» **DATASET ENTRIES**:
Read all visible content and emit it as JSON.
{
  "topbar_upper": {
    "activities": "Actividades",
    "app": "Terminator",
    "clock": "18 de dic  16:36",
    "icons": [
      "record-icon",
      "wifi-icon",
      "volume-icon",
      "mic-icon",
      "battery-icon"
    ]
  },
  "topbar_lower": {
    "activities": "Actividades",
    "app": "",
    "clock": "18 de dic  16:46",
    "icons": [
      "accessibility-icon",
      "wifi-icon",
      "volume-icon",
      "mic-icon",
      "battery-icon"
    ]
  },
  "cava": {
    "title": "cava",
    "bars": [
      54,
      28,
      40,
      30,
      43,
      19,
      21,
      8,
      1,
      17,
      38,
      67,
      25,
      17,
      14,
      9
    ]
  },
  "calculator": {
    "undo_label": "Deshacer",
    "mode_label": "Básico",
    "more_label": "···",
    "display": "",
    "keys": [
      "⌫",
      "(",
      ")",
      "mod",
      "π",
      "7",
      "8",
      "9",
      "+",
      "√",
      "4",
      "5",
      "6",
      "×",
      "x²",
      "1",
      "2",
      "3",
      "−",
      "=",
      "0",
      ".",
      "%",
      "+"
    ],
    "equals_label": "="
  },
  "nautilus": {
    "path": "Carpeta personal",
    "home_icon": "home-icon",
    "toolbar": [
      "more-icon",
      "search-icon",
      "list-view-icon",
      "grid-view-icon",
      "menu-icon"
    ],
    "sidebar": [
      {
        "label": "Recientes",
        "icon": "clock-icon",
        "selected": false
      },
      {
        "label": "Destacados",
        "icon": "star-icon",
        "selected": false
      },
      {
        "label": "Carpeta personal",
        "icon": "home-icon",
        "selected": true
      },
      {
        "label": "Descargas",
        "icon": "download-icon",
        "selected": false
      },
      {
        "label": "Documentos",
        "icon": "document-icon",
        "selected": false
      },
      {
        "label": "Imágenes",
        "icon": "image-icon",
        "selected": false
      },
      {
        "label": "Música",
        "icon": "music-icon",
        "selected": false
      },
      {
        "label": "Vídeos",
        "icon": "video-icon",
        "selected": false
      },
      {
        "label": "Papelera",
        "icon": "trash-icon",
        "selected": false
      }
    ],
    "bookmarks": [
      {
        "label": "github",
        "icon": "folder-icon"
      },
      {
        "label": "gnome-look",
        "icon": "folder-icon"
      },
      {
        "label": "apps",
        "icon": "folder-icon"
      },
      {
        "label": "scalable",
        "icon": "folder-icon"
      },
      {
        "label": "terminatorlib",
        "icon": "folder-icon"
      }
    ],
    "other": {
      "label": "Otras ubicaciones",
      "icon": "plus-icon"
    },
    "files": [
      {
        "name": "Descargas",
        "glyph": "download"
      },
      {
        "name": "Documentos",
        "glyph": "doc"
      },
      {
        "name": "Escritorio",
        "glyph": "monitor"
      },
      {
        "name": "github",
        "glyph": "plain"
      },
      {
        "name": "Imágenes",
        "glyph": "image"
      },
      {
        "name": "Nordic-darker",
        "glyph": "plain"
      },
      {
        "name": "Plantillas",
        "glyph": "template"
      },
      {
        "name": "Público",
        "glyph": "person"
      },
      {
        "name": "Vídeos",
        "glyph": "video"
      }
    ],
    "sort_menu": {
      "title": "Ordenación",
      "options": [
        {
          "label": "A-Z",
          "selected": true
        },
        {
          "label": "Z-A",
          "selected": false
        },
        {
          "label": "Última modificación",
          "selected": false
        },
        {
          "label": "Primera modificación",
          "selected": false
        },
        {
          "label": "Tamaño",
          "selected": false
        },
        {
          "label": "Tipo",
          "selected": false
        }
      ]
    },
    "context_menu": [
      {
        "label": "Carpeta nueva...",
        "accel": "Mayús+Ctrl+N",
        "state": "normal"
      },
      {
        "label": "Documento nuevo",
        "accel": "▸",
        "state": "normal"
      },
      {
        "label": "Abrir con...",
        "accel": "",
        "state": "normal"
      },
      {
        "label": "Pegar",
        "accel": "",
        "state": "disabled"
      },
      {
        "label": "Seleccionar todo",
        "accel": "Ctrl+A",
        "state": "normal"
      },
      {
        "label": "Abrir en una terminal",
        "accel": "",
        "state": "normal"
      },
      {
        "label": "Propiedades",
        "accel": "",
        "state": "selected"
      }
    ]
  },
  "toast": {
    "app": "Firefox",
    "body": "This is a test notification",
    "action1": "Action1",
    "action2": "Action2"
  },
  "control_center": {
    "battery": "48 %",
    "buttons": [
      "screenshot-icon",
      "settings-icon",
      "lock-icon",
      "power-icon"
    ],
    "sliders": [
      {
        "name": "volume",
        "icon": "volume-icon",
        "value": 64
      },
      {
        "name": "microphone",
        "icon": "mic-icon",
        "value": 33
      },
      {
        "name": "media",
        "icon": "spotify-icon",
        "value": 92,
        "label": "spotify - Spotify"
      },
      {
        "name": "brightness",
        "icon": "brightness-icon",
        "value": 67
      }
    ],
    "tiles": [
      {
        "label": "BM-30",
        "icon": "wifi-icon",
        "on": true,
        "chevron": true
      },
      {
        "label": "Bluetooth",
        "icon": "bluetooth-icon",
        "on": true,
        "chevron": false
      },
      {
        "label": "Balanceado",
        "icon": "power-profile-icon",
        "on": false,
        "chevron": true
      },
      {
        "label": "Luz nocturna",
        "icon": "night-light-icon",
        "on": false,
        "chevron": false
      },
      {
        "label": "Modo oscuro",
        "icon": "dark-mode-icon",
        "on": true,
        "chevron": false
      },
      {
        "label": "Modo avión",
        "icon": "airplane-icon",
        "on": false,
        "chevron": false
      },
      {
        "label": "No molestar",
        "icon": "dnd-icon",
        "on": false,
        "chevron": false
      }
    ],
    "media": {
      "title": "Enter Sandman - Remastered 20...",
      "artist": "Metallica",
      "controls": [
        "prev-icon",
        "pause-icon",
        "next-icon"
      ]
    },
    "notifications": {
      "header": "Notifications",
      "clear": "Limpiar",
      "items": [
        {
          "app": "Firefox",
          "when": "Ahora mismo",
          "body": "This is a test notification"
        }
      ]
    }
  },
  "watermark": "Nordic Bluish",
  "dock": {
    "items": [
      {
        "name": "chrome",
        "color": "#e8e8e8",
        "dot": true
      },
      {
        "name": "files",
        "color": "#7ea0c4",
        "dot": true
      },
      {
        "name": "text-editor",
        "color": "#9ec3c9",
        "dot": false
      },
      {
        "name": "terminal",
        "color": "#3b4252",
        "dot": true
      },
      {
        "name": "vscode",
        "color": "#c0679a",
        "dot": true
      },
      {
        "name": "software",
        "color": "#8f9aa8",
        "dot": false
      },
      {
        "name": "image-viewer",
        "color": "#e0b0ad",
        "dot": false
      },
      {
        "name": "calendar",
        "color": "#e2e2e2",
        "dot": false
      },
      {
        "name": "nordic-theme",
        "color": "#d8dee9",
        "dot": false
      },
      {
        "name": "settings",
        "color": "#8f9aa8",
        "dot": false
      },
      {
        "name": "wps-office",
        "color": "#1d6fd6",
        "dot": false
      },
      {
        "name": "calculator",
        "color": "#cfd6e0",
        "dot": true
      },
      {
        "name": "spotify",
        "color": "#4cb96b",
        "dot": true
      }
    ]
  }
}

» **TASK BRIEF**: Every record, restated word for word, should make up your reply.

» **TASK OUTPUT**:
Read all visible content and emit it as JSON.
{
  "topbar_upper": {
    "activities": "Actividades",
    "app": "Terminator",
    "clock": "18 de dic  16:36",
    "icons": [
      "record-icon",
      "wifi-icon",
      "volume-icon",
      "mic-icon",
      "battery-icon"
    ]
  },
  "topbar_lower": {
    "activities": "Actividades",
    "app": "",
    "clock": "18 de dic  16:46",
    "icons": [
      "accessibility-icon",
      "wifi-icon",
      "volume-icon",
      "mic-icon",
      "battery-icon"
    ]
  },
  "cava": {
    "title": "cava",
    "bars": [
      54,
      28,
      40,
      30,
      43,
      19,
      21,
      8,
      1,
      17,
      38,
      67,
      25,
      17,
      14,
      9
    ]
  },
  "calculator": {
    "undo_label": "Deshacer",
    "mode_label": "Básico",
    "more_label": "···",
    "display": "",
    "keys": [
      "⌫",
      "(",
      ")",
      "mod",
      "π",
      "7",
      "8",
      "9",
      "+",
      "√",
      "4",
      "5",
      "6",
      "×",
      "x²",
      "1",
      "2",
      "3",
      "−",
      "=",
      "0",
      ".",
      "%",
      "+"
    ],
    "equals_label": "="
  },
  "nautilus": {
    "path": "Carpeta personal",
    "home_icon": "home-icon",
    "toolbar": [
      "more-icon",
      "search-icon",
      "list-view-icon",
      "grid-view-icon",
      "menu-icon"
    ],
    "sidebar": [
      {
        "label": "Recientes",
        "icon": "clock-icon",
        "selected": false
      },
      {
        "label": "Destacados",
        "icon": "star-icon",
        "selected": false
      },
      {
        "label": "Carpeta personal",
        "icon": "home-icon",
        "selected": true
      },
      {
        "label": "Descargas",
        "icon": "download-icon",
        "selected": false
      },
      {
        "label": "Documentos",
        "icon": "document-icon",
        "selected": false
      },
      {
        "label": "Imágenes",
        "icon": "image-icon",
        "selected": false
      },
      {
        "label": "Música",
        "icon": "music-icon",
        "selected": false
      },
      {
        "label": "Vídeos",
        "icon": "video-icon",
        "selected": false
      },
      {
        "label": "Papelera",
        "icon": "trash-icon",
        "selected": false
      }
    ],
    "bookmarks": [
      {
        "label": "github",
        "icon": "folder-icon"
      },
      {
        "label": "gnome-look",
        "icon": "folder-icon"
      },
      {
        "label": "apps",
        "icon": "folder-icon"
      },
      {
        "label": "scalable",
        "icon": "folder-icon"
      },
      {
        "label": "terminatorlib",
        "icon": "folder-icon"
      }
    ],
    "other": {
      "label": "Otras ubicaciones",
      "icon": "plus-icon"
    },
    "files": [
      {
        "name": "Descargas",
        "glyph": "download"
      },
      {
        "name": "Documentos",
        "glyph": "doc"
      },
      {
        "name": "Escritorio",
        "glyph": "monitor"
      },
      {
        "name": "github",
        "glyph": "plain"
      },
      {
        "name": "Imágenes",
        "glyph": "image"
      },
      {
        "name": "Nordic-darker",
        "glyph": "plain"
      },
      {
        "name": "Plantillas",
        "glyph": "template"
      },
      {
        "name": "Público",
        "glyph": "person"
      },
      {
        "name": "Vídeos",
        "glyph": "video"
      }
    ],
    "sort_menu": {
      "title": "Ordenación",
      "options": [
        {
          "label": "A-Z",
          "selected": true
        },
        {
          "label": "Z-A",
          "selected": false
        },
        {
          "label": "Última modificación",
          "selected": false
        },
        {
          "label": "Primera modificación",
          "selected": false
        },
        {
          "label": "Tamaño",
          "selected": false
        },
        {
          "label": "Tipo",
          "selected": false
        }
      ]
    },
    "context_menu": [
      {
        "label": "Carpeta nueva...",
        "accel": "Mayús+Ctrl+N",
        "state": "normal"
      },
      {
        "label": "Documento nuevo",
        "accel": "▸",
        "state": "normal"
      },
      {
        "label": "Abrir con...",
        "accel": "",
        "state": "normal"
      },
      {
        "label": "Pegar",
        "accel": "",
        "state": "disabled"
      },
      {
        "label": "Seleccionar todo",
        "accel": "Ctrl+A",
        "state": "normal"
      },
      {
        "label": "Abrir en una terminal",
        "accel": "",
        "state": "normal"
      },
      {
        "label": "Propiedades",
        "accel": "",
        "state": "selected"
      }
    ]
  },
  "toast": {
    "app": "Firefox",
    "body": "This is a test notification",
    "action1": "Action1",
    "action2": "Action2"
  },
  "control_center": {
    "battery": "48 %",
    "buttons": [
      "screenshot-icon",
      "settings-icon",
      "lock-icon",
      "power-icon"
    ],
    "sliders": [
      {
        "name": "volume",
        "icon": "volume-icon",
        "value": 64
      },
      {
        "name": "microphone",
        "icon": "mic-icon",
        "value": 33
      },
      {
        "name": "media",
        "icon": "spotify-icon",
        "value": 92,
        "label": "spotify - Spotify"
      },
      {
        "name": "brightness",
        "icon": "brightness-icon",
        "value": 67
      }
    ],
    "tiles": [
      {
        "label": "BM-30",
        "icon": "wifi-icon",
        "on": true,
        "chevron": true
      },
      {
        "label": "Bluetooth",
        "icon": "bluetooth-icon",
        "on": true,
        "chevron": false
      },
      {
        "label": "Balanceado",
        "icon": "power-profile-icon",
        "on": false,
        "chevron": true
      },
      {
        "label": "Luz nocturna",
        "icon": "night-light-icon",
        "on": false,
        "chevron": false
      },
      {
        "label": "Modo oscuro",
        "icon": "dark-mode-icon",
        "on": true,
        "chevron": false
      },
      {
        "label": "Modo avión",
        "icon": "airplane-icon",
        "on": false,
        "chevron": false
      },
      {
        "label": "No molestar",
        "icon": "dnd-icon",
        "on": false,
        "chevron": false
      }
    ],
    "media": {
      "title": "Enter Sandman - Remastered 20...",
      "artist": "Metallica",
      "controls": [
        "prev-icon",
        "pause-icon",
        "next-icon"
      ]
    },
    "notifications": {
      "header": "Notifications",
      "clear": "Limpiar",
      "items": [
        {
          "app": "Firefox",
          "when": "Ahora mismo",
          "body": "This is a test notification"
        }
      ]
    }
  },
  "watermark": "Nordic Bluish",
  "dock": {
    "items": [
      {
        "name": "chrome",
        "color": "#e8e8e8",
        "dot": true
      },
      {
        "name": "files",
        "color": "#7ea0c4",
        "dot": true
      },
      {
        "name": "text-editor",
        "color": "#9ec3c9",
        "dot": false
      },
      {
        "name": "terminal",
        "color": "#3b4252",
        "dot": true
      },
      {
        "name": "vscode",
        "color": "#c0679a",
        "dot": true
      },
      {
        "name": "software",
        "color": "#8f9aa8",
        "dot": false
      },
      {
        "name": "image-viewer",
        "color": "#e0b0ad",
        "dot": false
      },
      {
        "name": "calendar",
        "color": "#e2e2e2",
        "dot": false
      },
      {
        "name": "nordic-theme",
        "color": "#d8dee9",
        "dot": false
      },
      {
        "name": "settings",
        "color": "#8f9aa8",
        "dot": false
      },
      {
        "name": "wps-office",
        "color": "#1d6fd6",
        "dot": false
      },
      {
        "name": "calculator",
        "color": "#cfd6e0",
        "dot": true
      },
      {
        "name": "spotify",
        "color": "#4cb96b",
        "dot": true
      }
    ]
  }
}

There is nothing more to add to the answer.